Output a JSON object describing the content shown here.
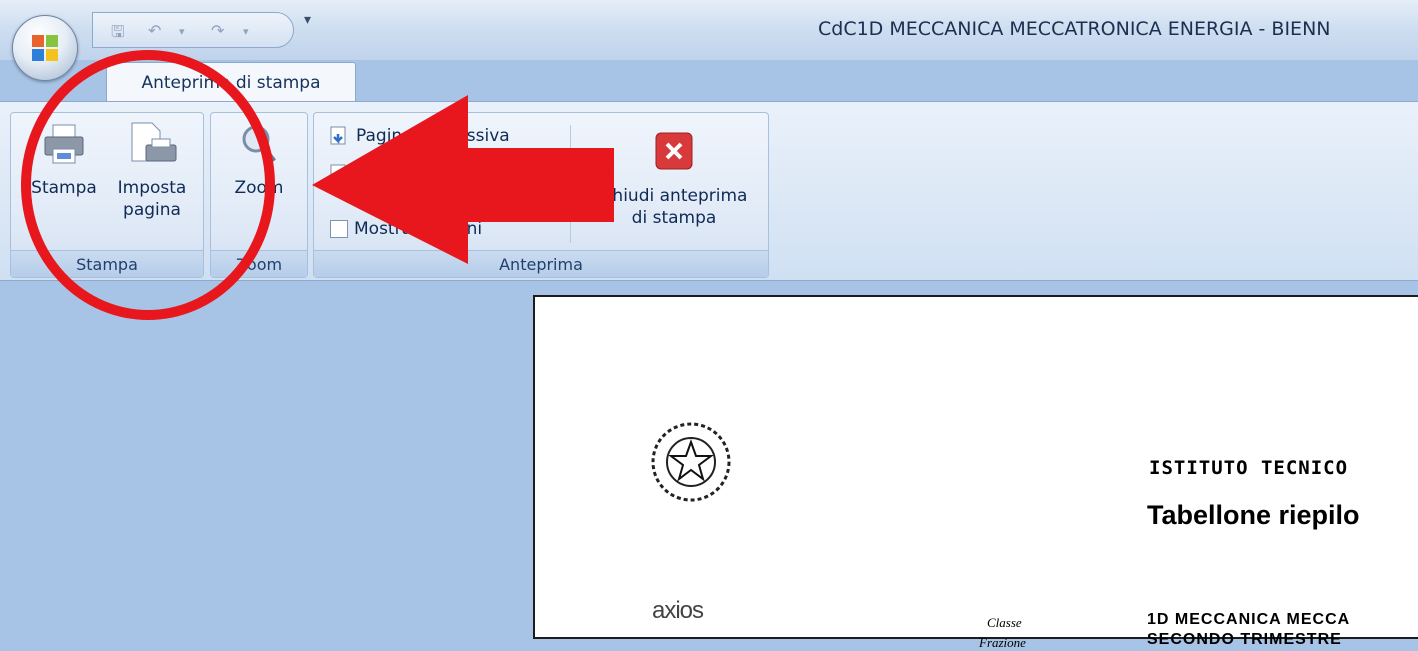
{
  "window": {
    "title": "CdC1D MECCANICA  MECCATRONICA ENERGIA - BIENN"
  },
  "tabs": [
    {
      "label": "Anteprima di stampa"
    }
  ],
  "ribbon": {
    "groups": {
      "stampa": {
        "label": "Stampa",
        "buttons": [
          {
            "label": "Stampa",
            "icon": "printer-icon"
          },
          {
            "label_line1": "Imposta",
            "label_line2": "pagina",
            "icon": "page-setup-icon"
          }
        ]
      },
      "zoom": {
        "label": "Zoom",
        "buttons": [
          {
            "label": "Zoom",
            "icon": "magnifier-icon"
          }
        ]
      },
      "anteprima": {
        "label": "Anteprima",
        "next_page": "Pagina successiva",
        "previous_page": "Pagina precedente",
        "show_margins": "Mostra margini",
        "close_line1": "Chiudi anteprima",
        "close_line2": "di stampa"
      }
    }
  },
  "document": {
    "header1": "ISTITUTO TECNICO",
    "header2": "Tabellone riepilo",
    "label_classe": "Classe",
    "label_frazione": "Frazione",
    "value_classe": "1D MECCANICA  MECCA",
    "value_frazione": "SECONDO TRIMESTRE",
    "logo_text": "axios"
  },
  "colors": {
    "annotation": "#e8161d",
    "ribbon_bg": "#dbe7f5",
    "workspace": "#a7c4e6"
  }
}
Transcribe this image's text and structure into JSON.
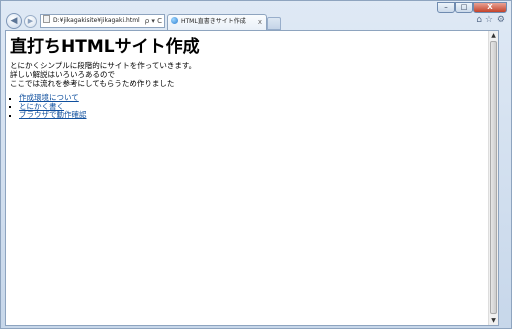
{
  "window": {
    "minimize": "–",
    "maximize": "□",
    "close": "X"
  },
  "nav": {
    "back": "◀",
    "forward": "▶"
  },
  "address": {
    "url": "D:¥jikagakisite¥jikagaki.html",
    "tools": "ρ ▾ C"
  },
  "tab": {
    "title": "HTML直書きサイト作成",
    "close": "x"
  },
  "toolbar_right": {
    "home_icon": "home-icon",
    "favorites_icon": "star-icon",
    "tools_icon": "gear-icon"
  },
  "page": {
    "heading": "直打ちHTMLサイト作成",
    "lines": [
      "とにかくシンプルに段階的にサイトを作っていきます。",
      "詳しい解説はいろいろあるので",
      "ここでは流れを参考にしてもらうため作りました"
    ],
    "links": [
      "作成環境について",
      "とにかく書く",
      "ブラウザで動作確認"
    ]
  },
  "scrollbar": {
    "up": "▲",
    "down": "▼"
  }
}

————————

## WRITTEN EXERCISE:
Search the data for the string "MECCANICA". List each line that has it.

## FULL SOLUTION:
    "title": "CdC1D MECCANICA  MECCATRONICA ENERGIA - BIENN"
    "value_classe": "1D MECCANICA  MECCA",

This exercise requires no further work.